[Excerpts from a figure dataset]
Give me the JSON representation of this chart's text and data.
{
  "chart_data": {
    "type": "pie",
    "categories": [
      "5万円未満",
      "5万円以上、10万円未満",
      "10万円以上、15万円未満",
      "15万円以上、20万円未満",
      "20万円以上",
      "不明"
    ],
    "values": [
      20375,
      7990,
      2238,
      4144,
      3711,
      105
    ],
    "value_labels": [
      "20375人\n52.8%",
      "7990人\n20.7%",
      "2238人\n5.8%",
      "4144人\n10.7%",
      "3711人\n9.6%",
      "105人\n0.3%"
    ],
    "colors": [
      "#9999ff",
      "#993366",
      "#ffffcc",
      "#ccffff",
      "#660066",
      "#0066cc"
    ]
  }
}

== PROBLEM DETAILS ==
Output the complete data exactly as written.

== SOLUTION TO THIS EXERCISE ==
Give me the JSON representation of this chart's text and data.
{
  "chart_data": {
    "type": "pie",
    "categories": [
      "5万円未満",
      "5万円以上、10万円未満",
      "10万円以上、15万円未満",
      "15万円以上、20万円未満",
      "20万円以上",
      "不明"
    ],
    "values": [
      20375,
      7990,
      2238,
      4144,
      3711,
      105
    ],
    "value_labels": [
      "20375人\n52.8%",
      "7990人\n20.7%",
      "2238人\n5.8%",
      "4144人\n10.7%",
      "3711人\n9.6%",
      "105人\n0.3%"
    ],
    "colors": [
      "#9999ff",
      "#993366",
      "#ffffcc",
      "#ccffff",
      "#660066",
      "#0066cc"
    ]
  }
}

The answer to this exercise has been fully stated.